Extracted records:

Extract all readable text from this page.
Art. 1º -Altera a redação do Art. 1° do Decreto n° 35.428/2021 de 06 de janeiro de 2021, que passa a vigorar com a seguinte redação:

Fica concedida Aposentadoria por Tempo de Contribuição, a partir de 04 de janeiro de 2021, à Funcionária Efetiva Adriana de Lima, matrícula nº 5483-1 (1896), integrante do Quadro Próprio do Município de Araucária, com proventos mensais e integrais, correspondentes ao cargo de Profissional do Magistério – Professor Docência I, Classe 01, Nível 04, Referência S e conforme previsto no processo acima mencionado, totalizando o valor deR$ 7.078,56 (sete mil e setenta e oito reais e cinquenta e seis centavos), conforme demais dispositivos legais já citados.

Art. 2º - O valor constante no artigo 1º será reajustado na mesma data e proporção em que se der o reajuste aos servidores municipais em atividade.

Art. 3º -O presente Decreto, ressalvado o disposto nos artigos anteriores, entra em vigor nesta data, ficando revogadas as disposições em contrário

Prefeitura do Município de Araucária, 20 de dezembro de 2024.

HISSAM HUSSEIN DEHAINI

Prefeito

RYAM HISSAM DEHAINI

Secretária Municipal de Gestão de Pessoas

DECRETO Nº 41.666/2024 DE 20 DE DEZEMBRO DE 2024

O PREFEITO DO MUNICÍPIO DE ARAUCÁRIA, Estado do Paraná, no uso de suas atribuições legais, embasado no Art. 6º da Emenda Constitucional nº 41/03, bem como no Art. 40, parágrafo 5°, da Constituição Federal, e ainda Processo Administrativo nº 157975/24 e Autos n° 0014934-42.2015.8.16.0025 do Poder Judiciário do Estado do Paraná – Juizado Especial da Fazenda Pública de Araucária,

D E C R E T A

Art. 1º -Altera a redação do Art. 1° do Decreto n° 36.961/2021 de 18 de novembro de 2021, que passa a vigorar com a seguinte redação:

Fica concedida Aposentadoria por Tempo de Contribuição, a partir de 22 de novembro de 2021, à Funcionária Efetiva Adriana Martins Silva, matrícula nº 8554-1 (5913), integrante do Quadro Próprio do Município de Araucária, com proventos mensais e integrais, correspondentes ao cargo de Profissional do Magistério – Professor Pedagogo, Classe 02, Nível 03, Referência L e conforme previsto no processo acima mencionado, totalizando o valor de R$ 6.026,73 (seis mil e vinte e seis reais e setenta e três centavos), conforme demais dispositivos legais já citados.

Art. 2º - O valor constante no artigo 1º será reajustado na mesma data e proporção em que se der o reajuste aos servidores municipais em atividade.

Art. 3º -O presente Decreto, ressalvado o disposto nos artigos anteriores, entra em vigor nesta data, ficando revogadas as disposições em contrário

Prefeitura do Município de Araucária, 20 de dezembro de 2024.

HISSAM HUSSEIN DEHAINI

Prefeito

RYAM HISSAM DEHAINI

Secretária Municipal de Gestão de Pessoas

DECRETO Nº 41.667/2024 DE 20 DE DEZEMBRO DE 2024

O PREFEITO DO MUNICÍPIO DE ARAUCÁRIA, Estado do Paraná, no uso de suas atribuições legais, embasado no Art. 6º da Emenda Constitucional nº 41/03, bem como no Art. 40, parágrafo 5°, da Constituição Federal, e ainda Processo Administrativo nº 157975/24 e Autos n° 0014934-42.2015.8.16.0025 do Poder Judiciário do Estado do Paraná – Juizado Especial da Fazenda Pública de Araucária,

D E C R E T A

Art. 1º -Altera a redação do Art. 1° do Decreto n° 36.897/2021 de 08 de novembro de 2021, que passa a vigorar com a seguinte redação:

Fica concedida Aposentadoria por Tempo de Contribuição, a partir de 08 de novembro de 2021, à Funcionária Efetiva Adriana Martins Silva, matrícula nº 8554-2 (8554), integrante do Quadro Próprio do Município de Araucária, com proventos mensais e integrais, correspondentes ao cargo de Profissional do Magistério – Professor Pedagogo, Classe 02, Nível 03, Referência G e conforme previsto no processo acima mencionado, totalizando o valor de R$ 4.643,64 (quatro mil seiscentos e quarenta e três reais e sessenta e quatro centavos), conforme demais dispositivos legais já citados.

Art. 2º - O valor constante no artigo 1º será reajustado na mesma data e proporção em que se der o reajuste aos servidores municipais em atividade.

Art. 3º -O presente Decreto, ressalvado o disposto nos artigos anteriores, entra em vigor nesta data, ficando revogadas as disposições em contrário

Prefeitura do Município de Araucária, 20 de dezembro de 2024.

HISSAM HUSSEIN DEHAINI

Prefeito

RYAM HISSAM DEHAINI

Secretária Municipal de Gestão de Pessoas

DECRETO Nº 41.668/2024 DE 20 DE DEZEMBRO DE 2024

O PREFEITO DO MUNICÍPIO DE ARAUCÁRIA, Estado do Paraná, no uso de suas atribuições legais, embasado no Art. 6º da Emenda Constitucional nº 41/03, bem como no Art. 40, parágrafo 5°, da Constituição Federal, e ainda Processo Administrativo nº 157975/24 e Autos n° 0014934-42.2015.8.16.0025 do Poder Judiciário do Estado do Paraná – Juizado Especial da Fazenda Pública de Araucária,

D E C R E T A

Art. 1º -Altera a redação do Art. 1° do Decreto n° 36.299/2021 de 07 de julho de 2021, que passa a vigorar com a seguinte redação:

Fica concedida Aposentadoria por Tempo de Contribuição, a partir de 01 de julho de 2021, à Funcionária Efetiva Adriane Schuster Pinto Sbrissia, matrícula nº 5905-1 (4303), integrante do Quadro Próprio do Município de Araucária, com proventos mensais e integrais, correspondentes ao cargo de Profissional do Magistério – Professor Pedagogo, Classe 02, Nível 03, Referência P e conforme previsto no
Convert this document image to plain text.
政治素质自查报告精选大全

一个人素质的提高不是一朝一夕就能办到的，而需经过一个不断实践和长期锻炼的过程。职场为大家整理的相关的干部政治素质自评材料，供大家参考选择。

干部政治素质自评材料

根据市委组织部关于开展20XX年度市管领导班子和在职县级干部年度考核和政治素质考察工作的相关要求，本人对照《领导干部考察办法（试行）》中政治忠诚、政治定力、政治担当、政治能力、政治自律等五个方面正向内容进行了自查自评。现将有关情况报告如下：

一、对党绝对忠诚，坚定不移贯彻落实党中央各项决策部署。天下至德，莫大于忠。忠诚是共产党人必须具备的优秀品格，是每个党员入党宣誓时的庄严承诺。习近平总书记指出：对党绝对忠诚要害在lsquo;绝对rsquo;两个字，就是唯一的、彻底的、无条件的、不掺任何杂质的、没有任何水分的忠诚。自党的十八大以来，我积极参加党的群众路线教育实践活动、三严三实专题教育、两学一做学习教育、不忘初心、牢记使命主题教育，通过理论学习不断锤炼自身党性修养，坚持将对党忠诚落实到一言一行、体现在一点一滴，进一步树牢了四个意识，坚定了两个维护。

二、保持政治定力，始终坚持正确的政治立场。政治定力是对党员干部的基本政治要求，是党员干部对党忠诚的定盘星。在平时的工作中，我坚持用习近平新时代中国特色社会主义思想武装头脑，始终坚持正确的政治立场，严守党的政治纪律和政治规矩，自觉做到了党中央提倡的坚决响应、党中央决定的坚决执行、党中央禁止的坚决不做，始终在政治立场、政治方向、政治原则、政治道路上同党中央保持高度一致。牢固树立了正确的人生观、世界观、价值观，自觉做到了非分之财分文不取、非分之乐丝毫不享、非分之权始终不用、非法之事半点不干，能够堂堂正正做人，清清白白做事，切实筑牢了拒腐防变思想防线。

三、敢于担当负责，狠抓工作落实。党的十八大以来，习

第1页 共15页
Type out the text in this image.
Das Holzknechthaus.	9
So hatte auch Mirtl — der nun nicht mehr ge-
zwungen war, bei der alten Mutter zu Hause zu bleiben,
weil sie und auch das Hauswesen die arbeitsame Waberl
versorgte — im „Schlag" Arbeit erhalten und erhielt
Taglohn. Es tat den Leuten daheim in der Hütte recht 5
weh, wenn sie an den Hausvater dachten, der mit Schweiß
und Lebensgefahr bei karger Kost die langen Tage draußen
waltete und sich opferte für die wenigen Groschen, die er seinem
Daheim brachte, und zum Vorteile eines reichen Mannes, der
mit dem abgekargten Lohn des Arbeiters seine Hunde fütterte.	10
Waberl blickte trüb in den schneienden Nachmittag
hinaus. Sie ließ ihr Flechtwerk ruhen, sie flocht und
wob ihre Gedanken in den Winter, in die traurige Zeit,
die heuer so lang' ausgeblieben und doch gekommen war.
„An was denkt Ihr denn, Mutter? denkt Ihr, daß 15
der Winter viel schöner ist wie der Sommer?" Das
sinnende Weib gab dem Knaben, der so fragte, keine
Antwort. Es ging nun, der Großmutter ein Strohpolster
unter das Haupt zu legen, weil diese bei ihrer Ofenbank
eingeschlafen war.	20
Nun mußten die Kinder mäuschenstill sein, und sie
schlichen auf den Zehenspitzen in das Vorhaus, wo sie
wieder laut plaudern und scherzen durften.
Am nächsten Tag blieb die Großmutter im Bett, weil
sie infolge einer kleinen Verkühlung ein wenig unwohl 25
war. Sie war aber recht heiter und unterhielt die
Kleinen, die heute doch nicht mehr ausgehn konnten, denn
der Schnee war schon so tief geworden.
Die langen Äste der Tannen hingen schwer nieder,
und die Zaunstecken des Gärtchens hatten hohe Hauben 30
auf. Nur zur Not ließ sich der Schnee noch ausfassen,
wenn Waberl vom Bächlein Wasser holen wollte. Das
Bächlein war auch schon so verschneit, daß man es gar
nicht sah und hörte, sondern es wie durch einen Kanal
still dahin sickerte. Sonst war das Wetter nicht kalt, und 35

### EXERCISE TASK
Look through the records and gather each line with the word "Schnee".

### SOLVED EXERCISE
der Schnee war schon so tief geworden.
auf. Nur zur Not ließ sich der Schnee noch ausfassen,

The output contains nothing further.